-- Start of DATA LINES --
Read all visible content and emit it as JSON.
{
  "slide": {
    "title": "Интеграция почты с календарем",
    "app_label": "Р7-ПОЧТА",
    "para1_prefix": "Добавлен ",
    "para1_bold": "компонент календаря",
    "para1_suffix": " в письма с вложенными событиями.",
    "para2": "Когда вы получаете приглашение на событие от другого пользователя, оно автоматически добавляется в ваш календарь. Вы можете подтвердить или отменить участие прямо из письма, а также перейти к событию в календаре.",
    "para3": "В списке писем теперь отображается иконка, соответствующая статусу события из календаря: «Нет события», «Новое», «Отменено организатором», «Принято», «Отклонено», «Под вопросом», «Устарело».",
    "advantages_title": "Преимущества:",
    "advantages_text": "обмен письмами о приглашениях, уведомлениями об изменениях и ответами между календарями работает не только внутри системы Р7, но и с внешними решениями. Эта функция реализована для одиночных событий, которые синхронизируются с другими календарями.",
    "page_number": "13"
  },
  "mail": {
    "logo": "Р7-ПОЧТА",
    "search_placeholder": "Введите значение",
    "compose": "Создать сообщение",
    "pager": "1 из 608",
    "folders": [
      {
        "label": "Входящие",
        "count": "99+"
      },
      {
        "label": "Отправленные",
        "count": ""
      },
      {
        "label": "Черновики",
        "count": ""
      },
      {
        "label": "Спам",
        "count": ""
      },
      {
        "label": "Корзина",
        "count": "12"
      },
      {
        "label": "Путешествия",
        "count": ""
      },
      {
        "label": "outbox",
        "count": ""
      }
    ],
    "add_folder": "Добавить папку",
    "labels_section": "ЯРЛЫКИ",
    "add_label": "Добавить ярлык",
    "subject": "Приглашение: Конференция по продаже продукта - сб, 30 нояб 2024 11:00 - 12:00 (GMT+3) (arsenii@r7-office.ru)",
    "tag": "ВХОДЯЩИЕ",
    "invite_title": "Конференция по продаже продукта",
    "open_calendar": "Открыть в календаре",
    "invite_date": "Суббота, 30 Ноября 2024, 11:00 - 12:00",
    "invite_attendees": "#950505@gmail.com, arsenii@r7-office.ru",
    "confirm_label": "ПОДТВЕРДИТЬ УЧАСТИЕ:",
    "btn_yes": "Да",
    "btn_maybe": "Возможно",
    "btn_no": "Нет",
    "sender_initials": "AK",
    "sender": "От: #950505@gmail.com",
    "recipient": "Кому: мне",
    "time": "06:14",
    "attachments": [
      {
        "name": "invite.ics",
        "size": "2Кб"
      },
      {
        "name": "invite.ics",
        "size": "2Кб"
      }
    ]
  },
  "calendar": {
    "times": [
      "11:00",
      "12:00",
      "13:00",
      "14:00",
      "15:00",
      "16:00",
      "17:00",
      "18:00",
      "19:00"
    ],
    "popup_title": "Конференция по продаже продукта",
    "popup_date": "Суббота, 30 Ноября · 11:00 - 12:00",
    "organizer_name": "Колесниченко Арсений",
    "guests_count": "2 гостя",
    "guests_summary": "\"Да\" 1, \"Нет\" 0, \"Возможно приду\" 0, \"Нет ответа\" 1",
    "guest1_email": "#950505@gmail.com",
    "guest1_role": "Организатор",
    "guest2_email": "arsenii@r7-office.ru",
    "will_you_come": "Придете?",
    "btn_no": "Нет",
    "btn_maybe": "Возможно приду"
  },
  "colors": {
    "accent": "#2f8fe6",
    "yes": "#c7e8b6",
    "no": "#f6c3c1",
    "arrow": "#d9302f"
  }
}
-- End of DATA LINES --
PROMPT:
Provide all the records again, word for word.

TASK ANSWER:
Read all visible content and emit it as JSON.
{
  "slide": {
    "title": "Интеграция почты с календарем",
    "app_label": "Р7-ПОЧТА",
    "para1_prefix": "Добавлен ",
    "para1_bold": "компонент календаря",
    "para1_suffix": " в письма с вложенными событиями.",
    "para2": "Когда вы получаете приглашение на событие от другого пользователя, оно автоматически добавляется в ваш календарь. Вы можете подтвердить или отменить участие прямо из письма, а также перейти к событию в календаре.",
    "para3": "В списке писем теперь отображается иконка, соответствующая статусу события из календаря: «Нет события», «Новое», «Отменено организатором», «Принято», «Отклонено», «Под вопросом», «Устарело».",
    "advantages_title": "Преимущества:",
    "advantages_text": "обмен письмами о приглашениях, уведомлениями об изменениях и ответами между календарями работает не только внутри системы Р7, но и с внешними решениями. Эта функция реализована для одиночных событий, которые синхронизируются с другими календарями.",
    "page_number": "13"
  },
  "mail": {
    "logo": "Р7-ПОЧТА",
    "search_placeholder": "Введите значение",
    "compose": "Создать сообщение",
    "pager": "1 из 608",
    "folders": [
      {
        "label": "Входящие",
        "count": "99+"
      },
      {
        "label": "Отправленные",
        "count": ""
      },
      {
        "label": "Черновики",
        "count": ""
      },
      {
        "label": "Спам",
        "count": ""
      },
      {
        "label": "Корзина",
        "count": "12"
      },
      {
        "label": "Путешествия",
        "count": ""
      },
      {
        "label": "outbox",
        "count": ""
      }
    ],
    "add_folder": "Добавить папку",
    "labels_section": "ЯРЛЫКИ",
    "add_label": "Добавить ярлык",
    "subject": "Приглашение: Конференция по продаже продукта - сб, 30 нояб 2024 11:00 - 12:00 (GMT+3) (arsenii@r7-office.ru)",
    "tag": "ВХОДЯЩИЕ",
    "invite_title": "Конференция по продаже продукта",
    "open_calendar": "Открыть в календаре",
    "invite_date": "Суббота, 30 Ноября 2024, 11:00 - 12:00",
    "invite_attendees": "#950505@gmail.com, arsenii@r7-office.ru",
    "confirm_label": "ПОДТВЕРДИТЬ УЧАСТИЕ:",
    "btn_yes": "Да",
    "btn_maybe": "Возможно",
    "btn_no": "Нет",
    "sender_initials": "AK",
    "sender": "От: #950505@gmail.com",
    "recipient": "Кому: мне",
    "time": "06:14",
    "attachments": [
      {
        "name": "invite.ics",
        "size": "2Кб"
      },
      {
        "name": "invite.ics",
        "size": "2Кб"
      }
    ]
  },
  "calendar": {
    "times": [
      "11:00",
      "12:00",
      "13:00",
      "14:00",
      "15:00",
      "16:00",
      "17:00",
      "18:00",
      "19:00"
    ],
    "popup_title": "Конференция по продаже продукта",
    "popup_date": "Суббота, 30 Ноября · 11:00 - 12:00",
    "organizer_name": "Колесниченко Арсений",
    "guests_count": "2 гостя",
    "guests_summary": "\"Да\" 1, \"Нет\" 0, \"Возможно приду\" 0, \"Нет ответа\" 1",
    "guest1_email": "#950505@gmail.com",
    "guest1_role": "Организатор",
    "guest2_email": "arsenii@r7-office.ru",
    "will_you_come": "Придете?",
    "btn_no": "Нет",
    "btn_maybe": "Возможно приду"
  },
  "colors": {
    "accent": "#2f8fe6",
    "yes": "#c7e8b6",
    "no": "#f6c3c1",
    "arrow": "#d9302f"
  }
}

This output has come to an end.